## Instruction
Skip all pictures, then print the remaining material exactly.

## Source material
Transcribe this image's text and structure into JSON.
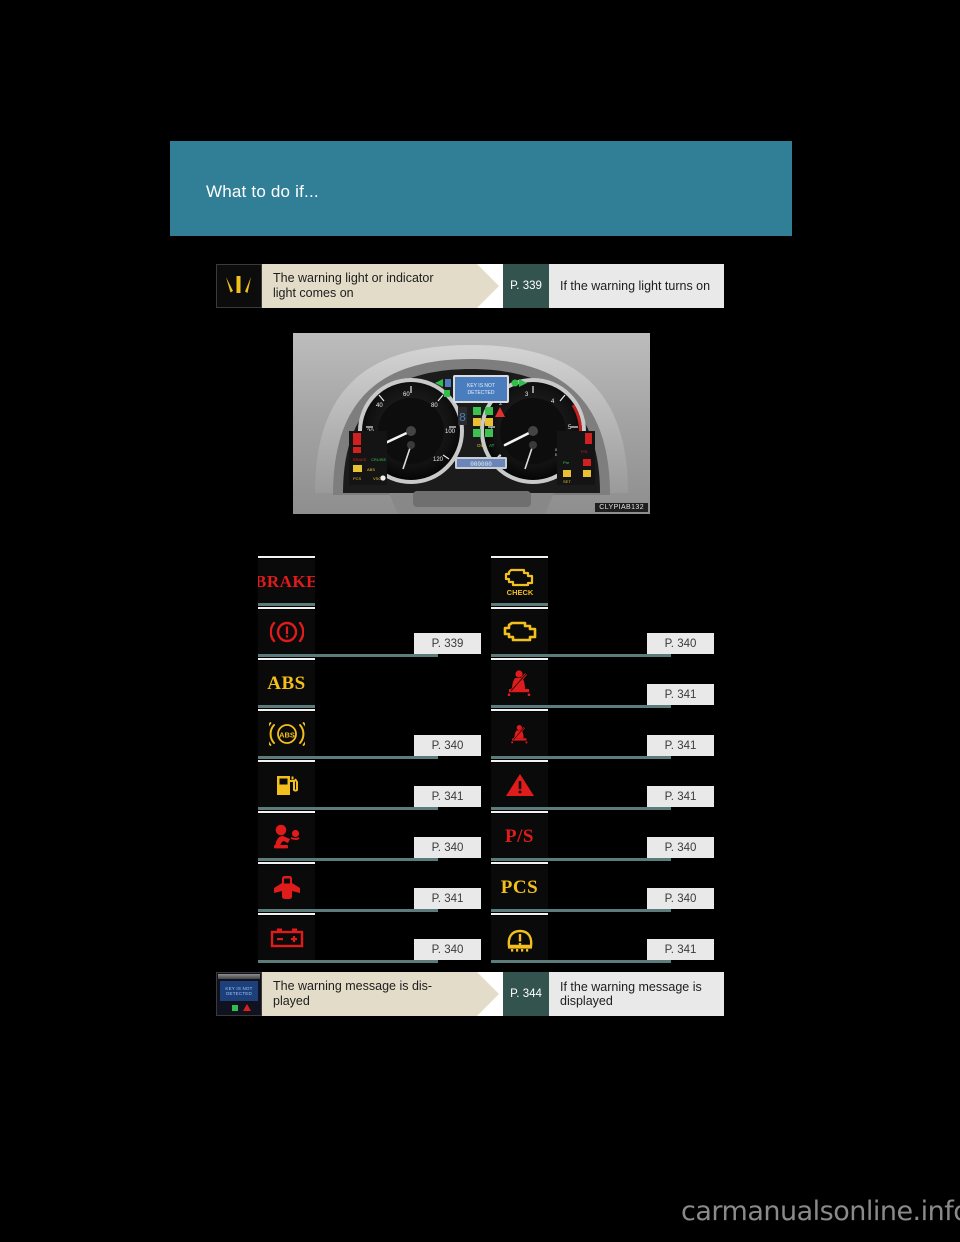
{
  "page": {
    "background_color": "#000000",
    "header": {
      "title": "What to do if...",
      "band_color": "#307f96"
    },
    "watermark": "carmanualsonline.info"
  },
  "top_flow": {
    "icon": "warning-rays-icon",
    "label": "The warning light or indicator light comes on",
    "page_ref": "P. 339",
    "destination": "If the warning light turns on"
  },
  "figure": {
    "caption": "CLYPIAB132",
    "display_line1": "KEY IS NOT",
    "display_line2": "DETECTED"
  },
  "icon_table": {
    "left_column": [
      {
        "icon": "brake-text-icon",
        "label": "BRAKE",
        "page_ref": ""
      },
      {
        "icon": "brake-system-icon",
        "label": "",
        "page_ref": "P. 339"
      },
      {
        "icon": "abs-text-icon",
        "label": "ABS",
        "page_ref": ""
      },
      {
        "icon": "abs-circle-icon",
        "label": "ABS",
        "page_ref": "P. 340"
      },
      {
        "icon": "low-fuel-icon",
        "label": "",
        "page_ref": "P. 341"
      },
      {
        "icon": "srs-airbag-icon",
        "label": "",
        "page_ref": "P. 340"
      },
      {
        "icon": "door-open-icon",
        "label": "",
        "page_ref": "P. 341"
      },
      {
        "icon": "charging-battery-icon",
        "label": "",
        "page_ref": "P. 340"
      }
    ],
    "right_column": [
      {
        "icon": "check-engine-text-icon",
        "label": "CHECK",
        "page_ref": ""
      },
      {
        "icon": "check-engine-icon",
        "label": "",
        "page_ref": "P. 340"
      },
      {
        "icon": "driver-seatbelt-icon",
        "label": "",
        "page_ref": "P. 341"
      },
      {
        "icon": "rear-seatbelt-icon",
        "label": "",
        "page_ref": "P. 341"
      },
      {
        "icon": "master-warning-icon",
        "label": "",
        "page_ref": "P. 341"
      },
      {
        "icon": "power-steering-icon",
        "label": "P/S",
        "page_ref": "P. 340"
      },
      {
        "icon": "pre-collision-icon",
        "label": "PCS",
        "page_ref": "P. 340"
      },
      {
        "icon": "tire-pressure-icon",
        "label": "",
        "page_ref": "P. 341"
      }
    ]
  },
  "bottom_flow": {
    "icon": "multi-info-display-icon",
    "label": "The warning message is dis-played",
    "page_ref": "P. 344",
    "destination": "If the warning message is displayed"
  },
  "colors": {
    "teal_band": "#307f96",
    "beige_callout": "#e3dcc9",
    "dark_teal_badge": "#33534f",
    "light_gray_panel": "#e9e9e9",
    "rule_teal": "#5c7b7b",
    "warning_red": "#e01b1b",
    "warning_amber": "#f2bf1d"
  }
}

## Correct output
Transcribe this image's text and structure into JSON.
{
  "page": {
    "background_color": "#000000",
    "header": {
      "title": "What to do if...",
      "band_color": "#307f96"
    },
    "watermark": "carmanualsonline.info"
  },
  "top_flow": {
    "icon": "warning-rays-icon",
    "label": "The warning light or indicator light comes on",
    "page_ref": "P. 339",
    "destination": "If the warning light turns on"
  },
  "figure": {
    "caption": "CLYPIAB132",
    "display_line1": "KEY IS NOT",
    "display_line2": "DETECTED"
  },
  "icon_table": {
    "left_column": [
      {
        "icon": "brake-text-icon",
        "label": "BRAKE",
        "page_ref": ""
      },
      {
        "icon": "brake-system-icon",
        "label": "",
        "page_ref": "P. 339"
      },
      {
        "icon": "abs-text-icon",
        "label": "ABS",
        "page_ref": ""
      },
      {
        "icon": "abs-circle-icon",
        "label": "ABS",
        "page_ref": "P. 340"
      },
      {
        "icon": "low-fuel-icon",
        "label": "",
        "page_ref": "P. 341"
      },
      {
        "icon": "srs-airbag-icon",
        "label": "",
        "page_ref": "P. 340"
      },
      {
        "icon": "door-open-icon",
        "label": "",
        "page_ref": "P. 341"
      },
      {
        "icon": "charging-battery-icon",
        "label": "",
        "page_ref": "P. 340"
      }
    ],
    "right_column": [
      {
        "icon": "check-engine-text-icon",
        "label": "CHECK",
        "page_ref": ""
      },
      {
        "icon": "check-engine-icon",
        "label": "",
        "page_ref": "P. 340"
      },
      {
        "icon": "driver-seatbelt-icon",
        "label": "",
        "page_ref": "P. 341"
      },
      {
        "icon": "rear-seatbelt-icon",
        "label": "",
        "page_ref": "P. 341"
      },
      {
        "icon": "master-warning-icon",
        "label": "",
        "page_ref": "P. 341"
      },
      {
        "icon": "power-steering-icon",
        "label": "P/S",
        "page_ref": "P. 340"
      },
      {
        "icon": "pre-collision-icon",
        "label": "PCS",
        "page_ref": "P. 340"
      },
      {
        "icon": "tire-pressure-icon",
        "label": "",
        "page_ref": "P. 341"
      }
    ]
  },
  "bottom_flow": {
    "icon": "multi-info-display-icon",
    "label": "The warning message is dis-played",
    "page_ref": "P. 344",
    "destination": "If the warning message is displayed"
  },
  "colors": {
    "teal_band": "#307f96",
    "beige_callout": "#e3dcc9",
    "dark_teal_badge": "#33534f",
    "light_gray_panel": "#e9e9e9",
    "rule_teal": "#5c7b7b",
    "warning_red": "#e01b1b",
    "warning_amber": "#f2bf1d"
  }
}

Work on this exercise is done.